_SUPPLIED MATERIAL_:
......
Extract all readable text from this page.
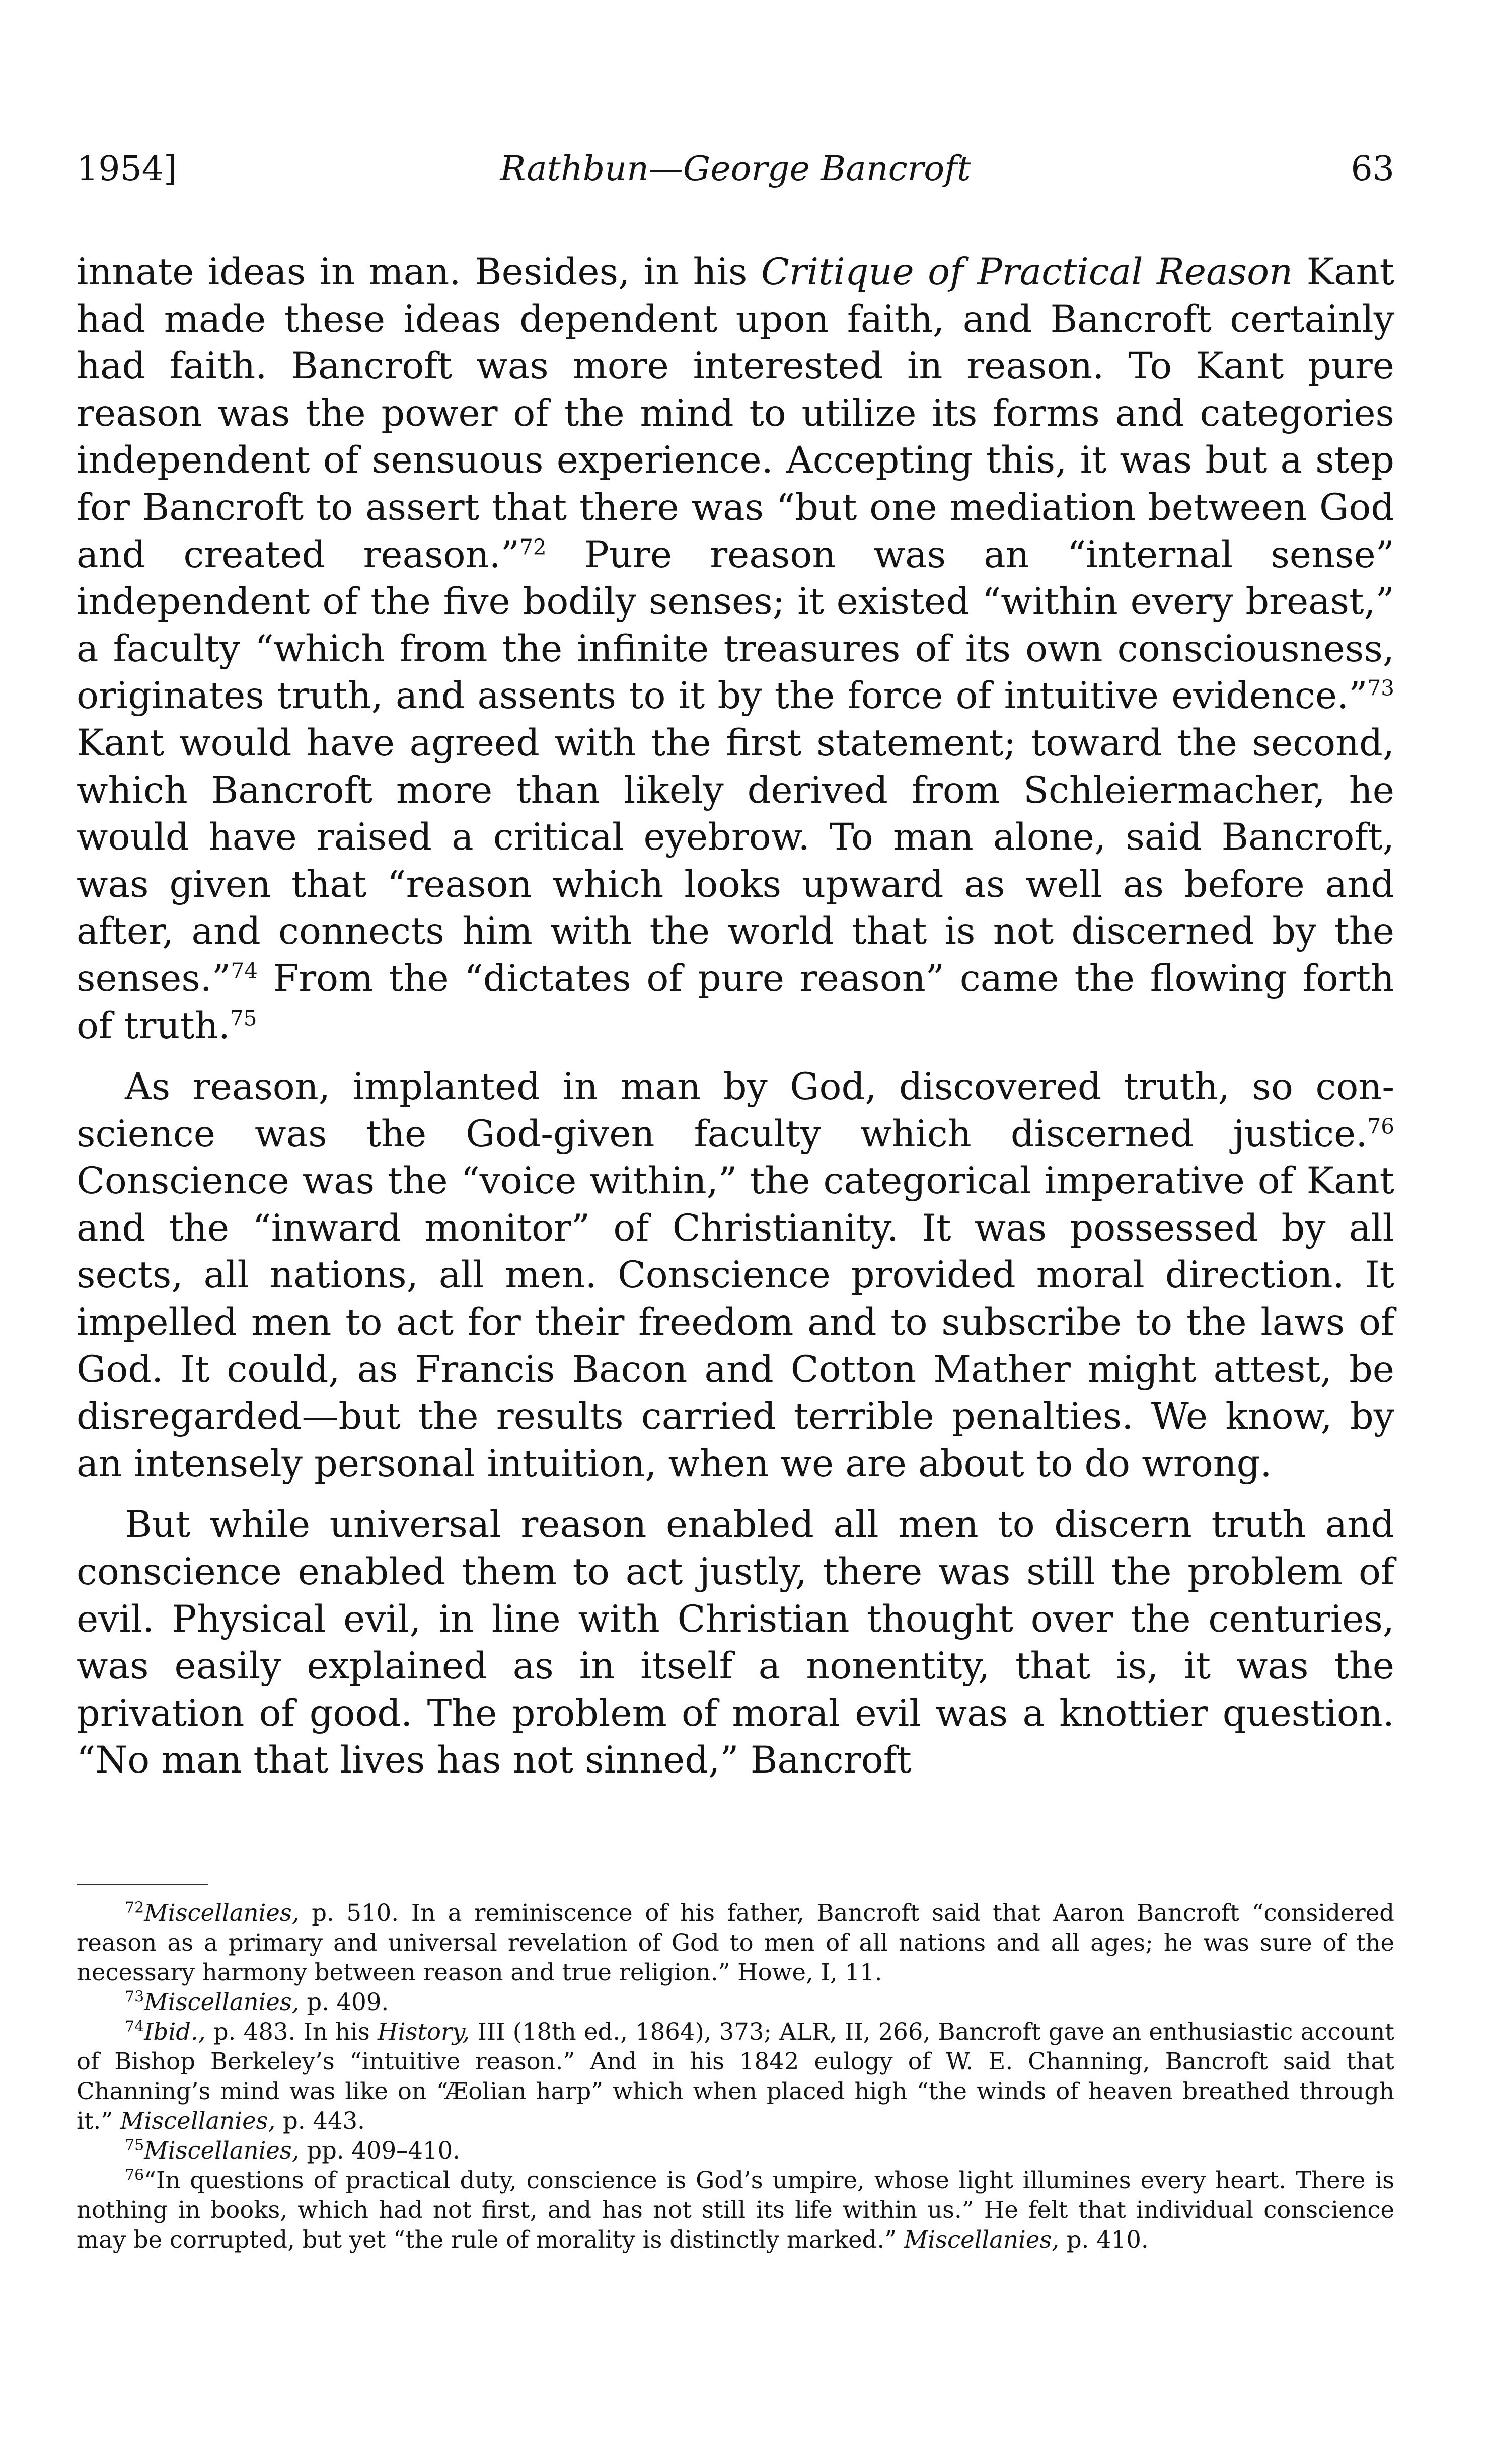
1954]	Rathbun—George Bancroft	63

innate ideas in man. Besides, in his Critique of Practical Reason Kant had made these ideas dependent upon faith, and Bancroft certainly had faith. Bancroft was more interested in reason. To Kant pure reason was the power of the mind to utilize its forms and categories independent of sensuous experience. Accepting this, it was but a step for Bancroft to assert that there was “but one mediation between God and created reason.”$^{72}$ Pure reason was an “internal sense” independent of the five bodily senses; it existed “within every breast,” a faculty “which from the infinite treasures of its own consciousness, originates truth, and assents to it by the force of intuitive evidence.”$^{73}$ Kant would have agreed with the first statement; toward the second, which Bancroft more than likely derived from Schleiermacher, he would have raised a critical eyebrow. To man alone, said Bancroft, was given that “reason which looks upward as well as before and after, and connects him with the world that is not discerned by the senses.”$^{74}$ From the “dictates of pure reason” came the flowing forth of truth.$^{75}$

As reason, implanted in man by God, discovered truth, so conscience was the God-given faculty which discerned justice.$^{76}$ Conscience was the “voice within,” the categorical imperative of Kant and the “inward monitor” of Christianity. It was possessed by all sects, all nations, all men. Conscience provided moral direction. It impelled men to act for their freedom and to subscribe to the laws of God. It could, as Francis Bacon and Cotton Mather might attest, be disregarded—but the results carried terrible penalties. We know, by an intensely personal intuition, when we are about to do wrong.

But while universal reason enabled all men to discern truth and conscience enabled them to act justly, there was still the problem of evil. Physical evil, in line with Christian thought over the centuries, was easily explained as in itself a nonentity, that is, it was the privation of good. The problem of moral evil was a knottier question. “No man that lives has not sinned,” Bancroft

$^{72}$Miscellanies, p. 510. In a reminiscence of his father, Bancroft said that Aaron Bancroft “considered reason as a primary and universal revelation of God to men of all nations and all ages; he was sure of the necessary harmony between reason and true religion.” Howe, I, 11.

$^{73}$Miscellanies, p. 409.

$^{74}$Ibid., p. 483. In his History, III (18th ed., 1864), 373; ALR, II, 266, Bancroft gave an enthusiastic account of Bishop Berkeley’s “intuitive reason.” And in his 1842 eulogy of W. E. Channing, Bancroft said that Channing’s mind was like on “Æolian harp” which when placed high “the winds of heaven breathed through it.” Miscellanies, p. 443.

$^{75}$Miscellanies, pp. 409–410.

$^{76}$“In questions of practical duty, conscience is God’s umpire, whose light illumines every heart. There is nothing in books, which had not first, and has not still its life within us.” He felt that individual conscience may be corrupted, but yet “the rule of morality is distinctly marked.” Miscellanies, p. 410.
......
_GOAL OF THE EXERCISE_:
Print out the lines exactly, skipping any picture.

_RIGHT ANSWER_:
Extract all readable text from this page.
1954]	Rathbun—George Bancroft	63

innate ideas in man. Besides, in his Critique of Practical Reason Kant had made these ideas dependent upon faith, and Bancroft certainly had faith. Bancroft was more interested in reason. To Kant pure reason was the power of the mind to utilize its forms and categories independent of sensuous experience. Accepting this, it was but a step for Bancroft to assert that there was “but one mediation between God and created reason.”$^{72}$ Pure reason was an “internal sense” independent of the five bodily senses; it existed “within every breast,” a faculty “which from the infinite treasures of its own consciousness, originates truth, and assents to it by the force of intuitive evidence.”$^{73}$ Kant would have agreed with the first statement; toward the second, which Bancroft more than likely derived from Schleiermacher, he would have raised a critical eyebrow. To man alone, said Bancroft, was given that “reason which looks upward as well as before and after, and connects him with the world that is not discerned by the senses.”$^{74}$ From the “dictates of pure reason” came the flowing forth of truth.$^{75}$

As reason, implanted in man by God, discovered truth, so conscience was the God-given faculty which discerned justice.$^{76}$ Conscience was the “voice within,” the categorical imperative of Kant and the “inward monitor” of Christianity. It was possessed by all sects, all nations, all men. Conscience provided moral direction. It impelled men to act for their freedom and to subscribe to the laws of God. It could, as Francis Bacon and Cotton Mather might attest, be disregarded—but the results carried terrible penalties. We know, by an intensely personal intuition, when we are about to do wrong.

But while universal reason enabled all men to discern truth and conscience enabled them to act justly, there was still the problem of evil. Physical evil, in line with Christian thought over the centuries, was easily explained as in itself a nonentity, that is, it was the privation of good. The problem of moral evil was a knottier question. “No man that lives has not sinned,” Bancroft

$^{72}$Miscellanies, p. 510. In a reminiscence of his father, Bancroft said that Aaron Bancroft “considered reason as a primary and universal revelation of God to men of all nations and all ages; he was sure of the necessary harmony between reason and true religion.” Howe, I, 11.

$^{73}$Miscellanies, p. 409.

$^{74}$Ibid., p. 483. In his History, III (18th ed., 1864), 373; ALR, II, 266, Bancroft gave an enthusiastic account of Bishop Berkeley’s “intuitive reason.” And in his 1842 eulogy of W. E. Channing, Bancroft said that Channing’s mind was like on “Æolian harp” which when placed high “the winds of heaven breathed through it.” Miscellanies, p. 443.

$^{75}$Miscellanies, pp. 409–410.

$^{76}$“In questions of practical duty, conscience is God’s umpire, whose light illumines every heart. There is nothing in books, which had not first, and has not still its life within us.” He felt that individual conscience may be corrupted, but yet “the rule of morality is distinctly marked.” Miscellanies, p. 410.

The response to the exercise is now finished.